**** GIVEN PASSAGE ****

My name is Laura Handy and I’m Team Vicar in the Saltway Team in and around Droitwich.

I wonder what comes to mind on hearing the word ‘wilderness’ – perhaps vast open spaces, barrenness or maybe terrain that is difficult to navigate, or maybe it’s the wild animals, ever changing sounds around you or harsh weather or perhaps it is the idea of hunger or thirst or maybe fear or discomfort.

In contrast I wonder what comes to mind in relation to the word comfort. Perhaps gentler images, warmer feelings, tactile surroundings. Maybe it is a familiar place, or reassuring company or smells or tastes or perhaps a particular object or action.

Our readings for today from both Isaiah 40 and Mark draw us to the wilderness. We meet the people of Israel who have for many years known the reality of wilderness living – whether in slavery or so-called freedom. Isaiah is written to a people in the wilderness. They continue their journey of learning to trust God and being shaped as a nation that look to him.

****

_PARTS OF THE EXERCISE_
1) Condense the paragraph of the sermon that begins "Our readings for today" into a shorter version that keeps its main facts.
2) Translate this sentence from the sermon into Spanish: "Isaiah is written to a people in the wilderness."
The records have no connection to the sermon.

**** DATA ENTRIES ****

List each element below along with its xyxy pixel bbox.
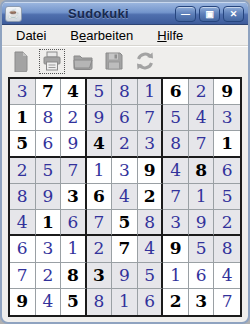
sudoku-cell[interactable]: 3: [138, 131, 164, 157]
sudoku-grid: 3745816291829675435694238712571394868936…: [8, 77, 242, 317]
sudoku-cell[interactable]: 9: [163, 236, 189, 262]
sudoku-cell[interactable]: 1: [36, 210, 62, 236]
sudoku-cell[interactable]: 5: [138, 263, 164, 289]
sudoku-cell[interactable]: 8: [112, 79, 138, 105]
sudoku-cell[interactable]: 5: [87, 79, 113, 105]
sudoku-cell[interactable]: 4: [189, 105, 215, 131]
sudoku-cell[interactable]: 6: [10, 236, 36, 262]
sudoku-cell[interactable]: 2: [138, 184, 164, 210]
sudoku-cell[interactable]: 9: [214, 79, 240, 105]
menu-datei[interactable]: Datei: [14, 26, 56, 45]
sudoku-cell[interactable]: 6: [112, 105, 138, 131]
print-icon[interactable]: [39, 49, 65, 74]
sudoku-cell[interactable]: 3: [61, 184, 87, 210]
sudoku-cell[interactable]: 6: [61, 210, 87, 236]
sudoku-cell[interactable]: 1: [214, 131, 240, 157]
java-coffee-cup-icon: ☕: [5, 6, 22, 22]
sudoku-cell[interactable]: 1: [112, 289, 138, 315]
save-icon[interactable]: [101, 49, 127, 74]
sudoku-cell[interactable]: 8: [138, 210, 164, 236]
sudoku-cell[interactable]: 3: [214, 105, 240, 131]
sudoku-cell[interactable]: 2: [163, 289, 189, 315]
toolbar: [2, 46, 248, 75]
sudoku-cell[interactable]: 9: [112, 263, 138, 289]
titlebar[interactable]: ☕ Sudokuki — ▣ ✕: [2, 2, 248, 25]
sudoku-cell[interactable]: 4: [10, 210, 36, 236]
menu-bearbeiten[interactable]: Bearbeiten: [68, 26, 143, 45]
sudoku-cell[interactable]: 6: [163, 79, 189, 105]
sudoku-cell[interactable]: 6: [36, 131, 62, 157]
sudoku-cell[interactable]: 5: [36, 158, 62, 184]
sudoku-cell[interactable]: 2: [10, 158, 36, 184]
sudoku-cell[interactable]: 4: [112, 184, 138, 210]
sudoku-cell[interactable]: 9: [10, 289, 36, 315]
sudoku-cell[interactable]: 9: [61, 131, 87, 157]
sudoku-cell[interactable]: 4: [138, 236, 164, 262]
sudoku-cell[interactable]: 3: [10, 79, 36, 105]
sudoku-cell[interactable]: 7: [61, 158, 87, 184]
sudoku-cell[interactable]: 7: [10, 263, 36, 289]
sudoku-cell[interactable]: 7: [138, 105, 164, 131]
sudoku-cell[interactable]: 7: [214, 289, 240, 315]
menu-hilfe[interactable]: Hilfe: [155, 26, 193, 45]
sudoku-cell[interactable]: 5: [10, 131, 36, 157]
sudoku-cell[interactable]: 2: [36, 263, 62, 289]
sudoku-cell[interactable]: 1: [138, 79, 164, 105]
maximize-button[interactable]: ▣: [199, 6, 220, 22]
sudoku-cell[interactable]: 4: [214, 263, 240, 289]
sudoku-cell[interactable]: 3: [87, 263, 113, 289]
sudoku-cell[interactable]: 3: [36, 236, 62, 262]
sudoku-cell[interactable]: 1: [189, 184, 215, 210]
sudoku-cell[interactable]: 5: [112, 210, 138, 236]
window-title: Sudokuki: [22, 6, 175, 21]
sudoku-cell[interactable]: 2: [87, 236, 113, 262]
close-button[interactable]: ✕: [223, 6, 244, 22]
sudoku-cell[interactable]: 7: [87, 210, 113, 236]
new-document-icon[interactable]: [8, 49, 34, 74]
sudoku-cell[interactable]: 8: [36, 105, 62, 131]
sudoku-cell[interactable]: 4: [36, 289, 62, 315]
sudoku-cell[interactable]: 6: [138, 289, 164, 315]
minimize-button[interactable]: —: [175, 6, 196, 22]
sudoku-cell[interactable]: 1: [163, 263, 189, 289]
sudoku-cell[interactable]: 3: [163, 210, 189, 236]
sudoku-cell[interactable]: 1: [61, 236, 87, 262]
sudoku-cell[interactable]: 4: [163, 158, 189, 184]
sudoku-cell[interactable]: 4: [87, 131, 113, 157]
sudoku-cell[interactable]: 8: [87, 289, 113, 315]
open-folder-icon[interactable]: [70, 49, 96, 74]
sudoku-cell[interactable]: 9: [87, 105, 113, 131]
sudoku-cell[interactable]: 8: [163, 131, 189, 157]
sudoku-cell[interactable]: 1: [10, 105, 36, 131]
sudoku-cell[interactable]: 4: [61, 79, 87, 105]
sudoku-cell[interactable]: 7: [36, 79, 62, 105]
sudoku-cell[interactable]: 3: [112, 158, 138, 184]
sudoku-cell[interactable]: 9: [138, 158, 164, 184]
sudoku-cell[interactable]: 5: [214, 184, 240, 210]
sudoku-cell[interactable]: 2: [214, 210, 240, 236]
sudoku-cell[interactable]: 6: [87, 184, 113, 210]
sudoku-cell[interactable]: 2: [61, 105, 87, 131]
menubar: Datei Bearbeiten Hilfe: [2, 25, 248, 46]
sudoku-cell[interactable]: 7: [112, 236, 138, 262]
sudoku-cell[interactable]: 2: [189, 79, 215, 105]
sudoku-cell[interactable]: 7: [189, 131, 215, 157]
sudoku-cell[interactable]: 3: [189, 289, 215, 315]
sudoku-cell[interactable]: 6: [214, 158, 240, 184]
sudoku-cell[interactable]: 6: [189, 263, 215, 289]
sudoku-cell[interactable]: 5: [163, 105, 189, 131]
refresh-icon[interactable]: [132, 49, 158, 74]
sudoku-cell[interactable]: 7: [163, 184, 189, 210]
sudoku-cell[interactable]: 8: [61, 263, 87, 289]
sudoku-cell[interactable]: 9: [36, 184, 62, 210]
sudoku-cell[interactable]: 2: [112, 131, 138, 157]
sudoku-cell[interactable]: 8: [10, 184, 36, 210]
app-window: ☕ Sudokuki — ▣ ✕ Datei Bearbeiten Hilfe: [0, 0, 250, 324]
sudoku-cell[interactable]: 8: [189, 158, 215, 184]
sudoku-cell[interactable]: 5: [189, 236, 215, 262]
sudoku-cell[interactable]: 5: [61, 289, 87, 315]
sudoku-cell[interactable]: 9: [189, 210, 215, 236]
sudoku-cell[interactable]: 1: [87, 158, 113, 184]
sudoku-cell[interactable]: 8: [214, 236, 240, 262]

****

_ANSWERS TO THE TASKS_
1) Today's readings from Isaiah 40 and Mark lead to the wilderness. They show the people of Israel, who lived in the wilderness for many years, whether in slavery or so-called freedom. Isaiah is addressed to this people in the wilderness as they keep learning to trust God and being shaped into a nation that looks to him.

2) Isaías está escrito para un pueblo en el desierto.